(Collected data)
····················

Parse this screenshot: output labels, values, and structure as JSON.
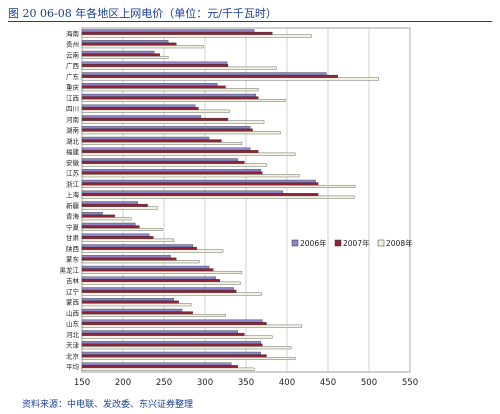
{
  "page": {
    "title": "图 20 06-08 年各地区上网电价（单位：元/千千瓦时）",
    "source": "资料来源：中电联、发改委、东兴证券整理"
  },
  "chart_data": {
    "type": "bar",
    "orientation": "horizontal",
    "title": "",
    "xlabel": "",
    "ylabel": "",
    "xlim": [
      150,
      550
    ],
    "xticks": [
      150,
      200,
      250,
      300,
      350,
      400,
      450,
      500,
      550
    ],
    "grid": true,
    "legend_position": "right-middle",
    "categories": [
      "海南",
      "贵州",
      "云南",
      "广西",
      "广东",
      "重庆",
      "江西",
      "四川",
      "河南",
      "湖南",
      "湖北",
      "福建",
      "安徽",
      "江苏",
      "浙江",
      "上海",
      "新疆",
      "青海",
      "宁夏",
      "甘肃",
      "陕西",
      "蒙东",
      "黑龙江",
      "吉林",
      "辽宁",
      "蒙西",
      "山西",
      "山东",
      "河北",
      "天津",
      "北京",
      "平均"
    ],
    "series": [
      {
        "name": "2006年",
        "color": "#8c86c9",
        "values": [
          360,
          255,
          238,
          327,
          448,
          315,
          362,
          288,
          295,
          355,
          305,
          355,
          340,
          368,
          435,
          395,
          218,
          175,
          215,
          232,
          285,
          258,
          305,
          313,
          335,
          262,
          272,
          370,
          340,
          368,
          368,
          332
        ]
      },
      {
        "name": "2007年",
        "color": "#8e2238",
        "values": [
          382,
          265,
          245,
          328,
          462,
          325,
          365,
          292,
          328,
          358,
          320,
          365,
          348,
          370,
          438,
          438,
          230,
          190,
          220,
          237,
          290,
          265,
          310,
          318,
          338,
          268,
          285,
          375,
          348,
          370,
          375,
          340
        ]
      },
      {
        "name": "2008年",
        "color": "#f2f2e0",
        "values": [
          430,
          298,
          255,
          387,
          512,
          365,
          398,
          330,
          372,
          392,
          345,
          410,
          375,
          415,
          483,
          482,
          242,
          210,
          248,
          262,
          322,
          293,
          345,
          343,
          369,
          283,
          325,
          418,
          382,
          405,
          410,
          360
        ]
      }
    ],
    "legend": [
      "2006年",
      "2007年",
      "2008年"
    ]
  }
}
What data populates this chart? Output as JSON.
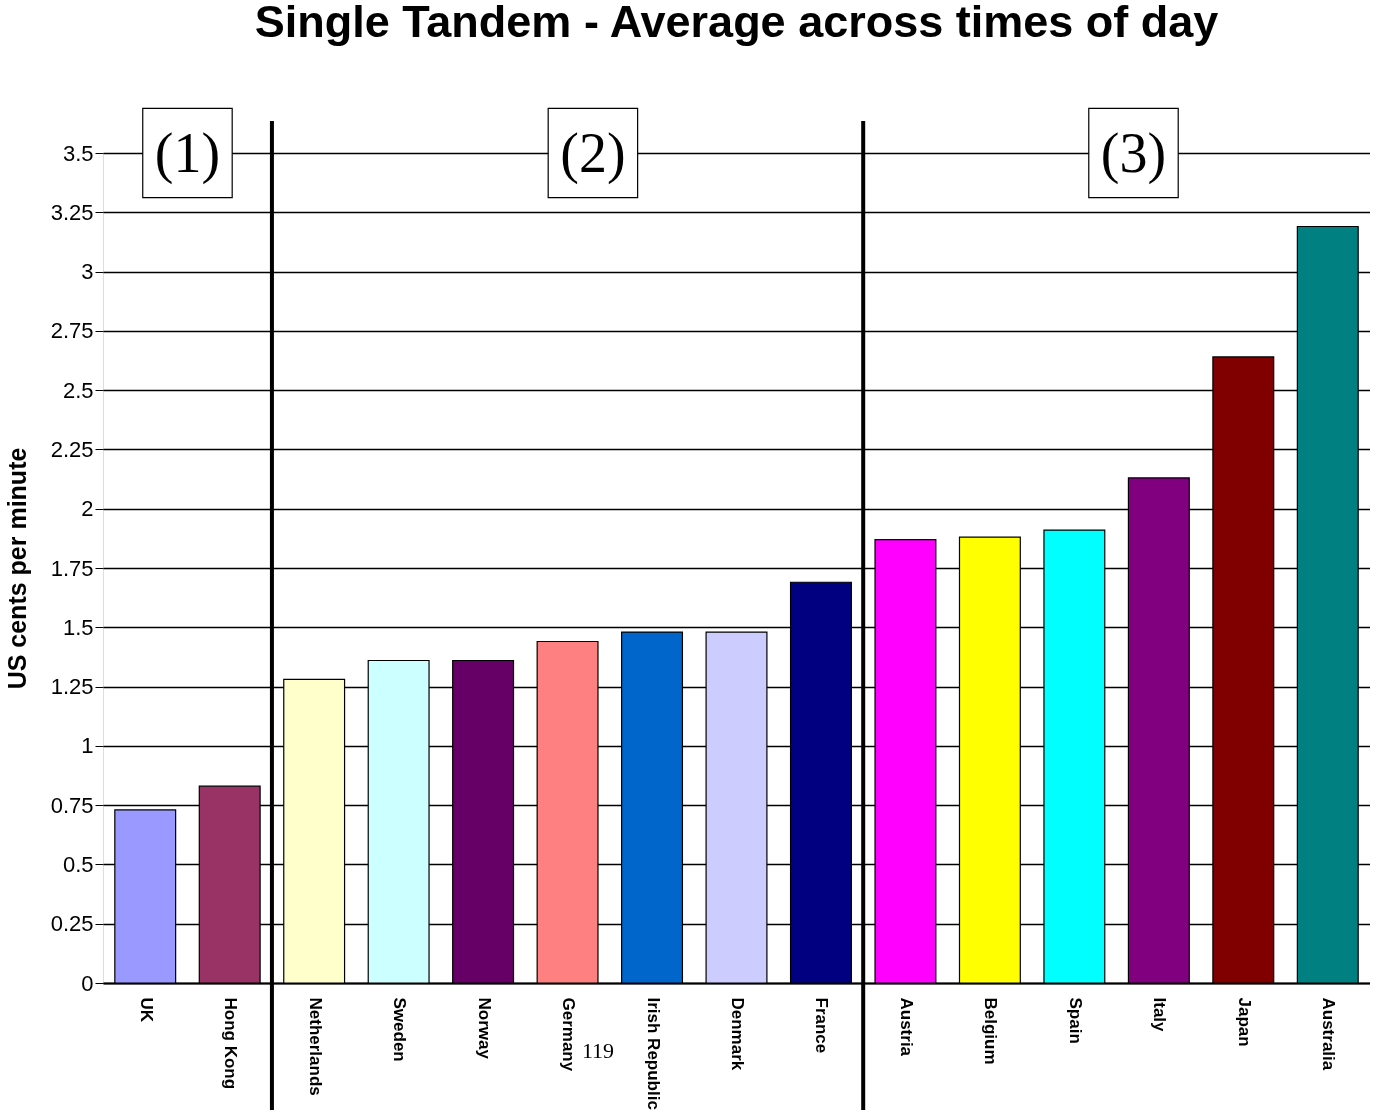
{
  "chart_data": {
    "type": "bar",
    "title": "Single Tandem - Average across times of day",
    "ylabel": "US cents per minute",
    "categories": [
      "UK",
      "Hong Kong",
      "Netherlands",
      "Sweden",
      "Norway",
      "Germany",
      "Irish Republic",
      "Denmark",
      "France",
      "Austria",
      "Belgium",
      "Spain",
      "Italy",
      "Japan",
      "Australia"
    ],
    "values": [
      0.73,
      0.83,
      1.28,
      1.36,
      1.36,
      1.44,
      1.48,
      1.48,
      1.69,
      1.87,
      1.88,
      1.91,
      2.13,
      2.64,
      3.19
    ],
    "colors": [
      "#9999ff",
      "#993366",
      "#ffffcc",
      "#ccffff",
      "#660066",
      "#ff8080",
      "#0066cc",
      "#ccccff",
      "#000080",
      "#ff00ff",
      "#ffff00",
      "#00ffff",
      "#800080",
      "#800000",
      "#008080"
    ],
    "ylim": [
      0,
      3.5
    ],
    "yticks": [
      0,
      0.25,
      0.5,
      0.75,
      1,
      1.25,
      1.5,
      1.75,
      2,
      2.25,
      2.5,
      2.75,
      3,
      3.25,
      3.5
    ],
    "grid": "y",
    "annotations": [
      "(1)",
      "(2)",
      "(3)",
      "119"
    ]
  }
}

····················

◆ PROBLEM TO SOLVE
Quote the material in full and exactly; do not carry over its pictures.

◆ FULL RESPONSE
Parse this screenshot: output labels, values, and structure as JSON.
{
  "page": {
    "title": "图 20 06-08 年各地区上网电价（单位：元/千千瓦时）",
    "source": "资料来源：中电联、发改委、东兴证券整理"
  },
  "chart_data": {
    "type": "bar",
    "orientation": "horizontal",
    "title": "",
    "xlabel": "",
    "ylabel": "",
    "xlim": [
      150,
      550
    ],
    "xticks": [
      150,
      200,
      250,
      300,
      350,
      400,
      450,
      500,
      550
    ],
    "grid": true,
    "legend_position": "right-middle",
    "categories": [
      "海南",
      "贵州",
      "云南",
      "广西",
      "广东",
      "重庆",
      "江西",
      "四川",
      "河南",
      "湖南",
      "湖北",
      "福建",
      "安徽",
      "江苏",
      "浙江",
      "上海",
      "新疆",
      "青海",
      "宁夏",
      "甘肃",
      "陕西",
      "蒙东",
      "黑龙江",
      "吉林",
      "辽宁",
      "蒙西",
      "山西",
      "山东",
      "河北",
      "天津",
      "北京",
      "平均"
    ],
    "series": [
      {
        "name": "2006年",
        "color": "#8c86c9",
        "values": [
          360,
          255,
          238,
          327,
          448,
          315,
          362,
          288,
          295,
          355,
          305,
          355,
          340,
          368,
          435,
          395,
          218,
          175,
          215,
          232,
          285,
          258,
          305,
          313,
          335,
          262,
          272,
          370,
          340,
          368,
          368,
          332
        ]
      },
      {
        "name": "2007年",
        "color": "#8e2238",
        "values": [
          382,
          265,
          245,
          328,
          462,
          325,
          365,
          292,
          328,
          358,
          320,
          365,
          348,
          370,
          438,
          438,
          230,
          190,
          220,
          237,
          290,
          265,
          310,
          318,
          338,
          268,
          285,
          375,
          348,
          370,
          375,
          340
        ]
      },
      {
        "name": "2008年",
        "color": "#f2f2e0",
        "values": [
          430,
          298,
          255,
          387,
          512,
          365,
          398,
          330,
          372,
          392,
          345,
          410,
          375,
          415,
          483,
          482,
          242,
          210,
          248,
          262,
          322,
          293,
          345,
          343,
          369,
          283,
          325,
          418,
          382,
          405,
          410,
          360
        ]
      }
    ],
    "legend": [
      "2006年",
      "2007年",
      "2008年"
    ]
  }
}
What data populates this chart? Output as JSON.
{
  "chart_data": {
    "type": "bar",
    "title": "Single Tandem - Average across times of day",
    "ylabel": "US cents per minute",
    "categories": [
      "UK",
      "Hong Kong",
      "Netherlands",
      "Sweden",
      "Norway",
      "Germany",
      "Irish Republic",
      "Denmark",
      "France",
      "Austria",
      "Belgium",
      "Spain",
      "Italy",
      "Japan",
      "Australia"
    ],
    "values": [
      0.73,
      0.83,
      1.28,
      1.36,
      1.36,
      1.44,
      1.48,
      1.48,
      1.69,
      1.87,
      1.88,
      1.91,
      2.13,
      2.64,
      3.19
    ],
    "colors": [
      "#9999ff",
      "#993366",
      "#ffffcc",
      "#ccffff",
      "#660066",
      "#ff8080",
      "#0066cc",
      "#ccccff",
      "#000080",
      "#ff00ff",
      "#ffff00",
      "#00ffff",
      "#800080",
      "#800000",
      "#008080"
    ],
    "ylim": [
      0,
      3.5
    ],
    "yticks": [
      0,
      0.25,
      0.5,
      0.75,
      1,
      1.25,
      1.5,
      1.75,
      2,
      2.25,
      2.5,
      2.75,
      3,
      3.25,
      3.5
    ],
    "grid": "y",
    "annotations": [
      "(1)",
      "(2)",
      "(3)",
      "119"
    ]
  }
}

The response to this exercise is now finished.